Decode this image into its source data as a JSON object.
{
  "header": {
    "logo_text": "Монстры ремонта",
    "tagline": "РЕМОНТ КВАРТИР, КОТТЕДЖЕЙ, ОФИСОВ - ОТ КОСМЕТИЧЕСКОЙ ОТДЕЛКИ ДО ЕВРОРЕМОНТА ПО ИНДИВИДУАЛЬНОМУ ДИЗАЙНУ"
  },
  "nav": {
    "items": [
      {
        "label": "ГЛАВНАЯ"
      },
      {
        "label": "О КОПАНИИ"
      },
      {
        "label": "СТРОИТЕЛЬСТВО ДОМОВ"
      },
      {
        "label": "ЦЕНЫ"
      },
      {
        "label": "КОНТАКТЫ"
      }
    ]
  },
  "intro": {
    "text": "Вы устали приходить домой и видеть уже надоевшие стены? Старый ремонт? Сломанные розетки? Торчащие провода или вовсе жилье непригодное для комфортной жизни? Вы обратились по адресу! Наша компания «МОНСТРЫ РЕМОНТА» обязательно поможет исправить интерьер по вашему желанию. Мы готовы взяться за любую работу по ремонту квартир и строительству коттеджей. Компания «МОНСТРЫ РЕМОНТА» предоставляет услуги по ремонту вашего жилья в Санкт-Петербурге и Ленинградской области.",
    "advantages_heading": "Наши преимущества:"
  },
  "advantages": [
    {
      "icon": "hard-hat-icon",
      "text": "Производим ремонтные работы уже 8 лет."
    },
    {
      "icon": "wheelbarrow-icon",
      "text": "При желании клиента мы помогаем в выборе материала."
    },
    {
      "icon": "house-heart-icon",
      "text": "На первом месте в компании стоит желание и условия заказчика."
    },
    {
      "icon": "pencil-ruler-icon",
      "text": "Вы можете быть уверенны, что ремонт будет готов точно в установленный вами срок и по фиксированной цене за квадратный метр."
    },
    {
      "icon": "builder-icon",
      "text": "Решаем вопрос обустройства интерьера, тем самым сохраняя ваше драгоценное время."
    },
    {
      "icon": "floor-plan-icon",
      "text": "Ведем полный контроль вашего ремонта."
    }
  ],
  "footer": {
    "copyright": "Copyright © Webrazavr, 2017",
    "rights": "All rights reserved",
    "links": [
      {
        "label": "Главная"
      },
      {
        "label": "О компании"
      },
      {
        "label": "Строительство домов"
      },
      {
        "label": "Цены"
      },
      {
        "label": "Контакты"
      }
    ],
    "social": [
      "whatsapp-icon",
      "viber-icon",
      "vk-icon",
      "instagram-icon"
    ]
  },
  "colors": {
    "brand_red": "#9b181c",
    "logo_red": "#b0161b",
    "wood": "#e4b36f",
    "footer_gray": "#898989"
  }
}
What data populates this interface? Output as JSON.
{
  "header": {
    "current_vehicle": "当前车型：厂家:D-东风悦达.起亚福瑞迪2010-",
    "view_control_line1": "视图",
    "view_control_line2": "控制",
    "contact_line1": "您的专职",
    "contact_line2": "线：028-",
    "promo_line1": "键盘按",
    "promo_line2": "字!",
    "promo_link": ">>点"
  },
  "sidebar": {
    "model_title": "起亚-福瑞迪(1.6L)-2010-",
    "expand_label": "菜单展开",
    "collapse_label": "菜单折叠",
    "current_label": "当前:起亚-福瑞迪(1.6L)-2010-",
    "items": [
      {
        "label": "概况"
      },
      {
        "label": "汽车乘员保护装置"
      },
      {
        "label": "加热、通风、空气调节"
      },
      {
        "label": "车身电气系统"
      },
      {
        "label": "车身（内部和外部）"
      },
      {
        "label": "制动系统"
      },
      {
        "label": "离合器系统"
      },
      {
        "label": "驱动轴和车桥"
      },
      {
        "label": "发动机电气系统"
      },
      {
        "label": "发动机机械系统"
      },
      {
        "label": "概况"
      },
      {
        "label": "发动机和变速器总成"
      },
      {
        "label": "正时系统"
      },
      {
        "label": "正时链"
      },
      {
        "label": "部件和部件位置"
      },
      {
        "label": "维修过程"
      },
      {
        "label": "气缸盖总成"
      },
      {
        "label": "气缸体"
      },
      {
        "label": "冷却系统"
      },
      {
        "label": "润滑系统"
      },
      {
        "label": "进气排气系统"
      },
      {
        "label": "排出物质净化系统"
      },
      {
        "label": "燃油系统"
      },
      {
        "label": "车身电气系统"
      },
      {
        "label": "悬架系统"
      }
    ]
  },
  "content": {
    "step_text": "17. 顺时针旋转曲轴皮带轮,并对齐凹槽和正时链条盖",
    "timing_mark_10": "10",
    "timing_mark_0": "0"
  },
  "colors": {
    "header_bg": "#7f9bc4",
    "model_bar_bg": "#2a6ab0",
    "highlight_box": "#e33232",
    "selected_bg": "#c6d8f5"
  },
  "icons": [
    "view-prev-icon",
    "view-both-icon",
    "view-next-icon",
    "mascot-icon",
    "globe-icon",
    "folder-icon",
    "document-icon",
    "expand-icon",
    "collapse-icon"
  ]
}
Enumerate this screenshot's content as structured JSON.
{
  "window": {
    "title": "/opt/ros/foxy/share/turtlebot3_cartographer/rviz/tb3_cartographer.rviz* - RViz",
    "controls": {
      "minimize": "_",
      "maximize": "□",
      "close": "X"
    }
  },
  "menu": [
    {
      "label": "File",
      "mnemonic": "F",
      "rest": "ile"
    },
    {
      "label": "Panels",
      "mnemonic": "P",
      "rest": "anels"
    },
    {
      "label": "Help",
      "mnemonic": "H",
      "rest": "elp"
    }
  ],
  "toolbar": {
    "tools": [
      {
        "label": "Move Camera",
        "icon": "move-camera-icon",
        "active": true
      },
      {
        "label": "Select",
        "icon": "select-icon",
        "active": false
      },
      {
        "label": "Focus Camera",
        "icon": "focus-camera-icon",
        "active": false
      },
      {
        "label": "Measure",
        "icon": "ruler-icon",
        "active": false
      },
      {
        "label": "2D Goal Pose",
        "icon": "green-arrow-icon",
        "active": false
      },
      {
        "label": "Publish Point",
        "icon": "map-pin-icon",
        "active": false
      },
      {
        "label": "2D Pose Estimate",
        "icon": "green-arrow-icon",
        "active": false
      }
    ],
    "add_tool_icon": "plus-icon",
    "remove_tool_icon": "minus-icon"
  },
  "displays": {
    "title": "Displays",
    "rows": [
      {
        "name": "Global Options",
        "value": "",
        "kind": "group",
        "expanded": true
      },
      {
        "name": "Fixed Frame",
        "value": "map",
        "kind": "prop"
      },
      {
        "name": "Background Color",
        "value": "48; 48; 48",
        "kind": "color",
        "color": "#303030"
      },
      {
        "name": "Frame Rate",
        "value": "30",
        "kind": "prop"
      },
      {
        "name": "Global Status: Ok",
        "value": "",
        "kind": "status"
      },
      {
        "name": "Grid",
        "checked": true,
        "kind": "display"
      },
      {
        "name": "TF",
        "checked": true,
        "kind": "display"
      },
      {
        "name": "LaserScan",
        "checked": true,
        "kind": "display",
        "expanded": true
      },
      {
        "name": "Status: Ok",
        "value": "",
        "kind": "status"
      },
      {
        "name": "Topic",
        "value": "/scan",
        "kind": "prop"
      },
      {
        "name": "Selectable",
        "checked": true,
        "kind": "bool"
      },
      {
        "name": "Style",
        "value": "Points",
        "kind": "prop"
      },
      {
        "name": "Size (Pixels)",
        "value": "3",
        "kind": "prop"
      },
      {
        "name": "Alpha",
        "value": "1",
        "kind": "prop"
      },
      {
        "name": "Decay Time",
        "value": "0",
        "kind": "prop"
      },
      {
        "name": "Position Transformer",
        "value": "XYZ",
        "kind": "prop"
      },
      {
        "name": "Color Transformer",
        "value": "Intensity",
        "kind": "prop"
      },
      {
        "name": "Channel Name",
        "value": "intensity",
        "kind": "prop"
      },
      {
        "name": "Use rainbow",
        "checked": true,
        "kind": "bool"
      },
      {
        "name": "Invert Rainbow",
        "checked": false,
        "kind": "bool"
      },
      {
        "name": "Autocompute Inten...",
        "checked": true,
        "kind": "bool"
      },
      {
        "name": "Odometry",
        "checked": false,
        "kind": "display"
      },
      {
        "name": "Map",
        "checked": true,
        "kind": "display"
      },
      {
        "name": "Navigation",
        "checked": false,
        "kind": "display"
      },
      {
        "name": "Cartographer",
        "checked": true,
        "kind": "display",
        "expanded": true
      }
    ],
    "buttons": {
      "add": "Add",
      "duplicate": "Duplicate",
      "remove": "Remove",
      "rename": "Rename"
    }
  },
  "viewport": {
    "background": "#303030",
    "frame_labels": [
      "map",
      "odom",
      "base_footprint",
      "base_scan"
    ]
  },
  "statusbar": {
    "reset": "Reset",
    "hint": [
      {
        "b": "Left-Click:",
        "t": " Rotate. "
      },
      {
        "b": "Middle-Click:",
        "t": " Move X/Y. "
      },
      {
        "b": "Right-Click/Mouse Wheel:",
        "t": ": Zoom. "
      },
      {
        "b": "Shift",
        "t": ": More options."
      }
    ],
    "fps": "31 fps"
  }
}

※

• THE EXERCISE: Search the entries for the word "content" and pick out every line that holds it.

• RESPONSE TO THE TASK:
  "content": {
Enumerate this screenshot's content as structured JSON.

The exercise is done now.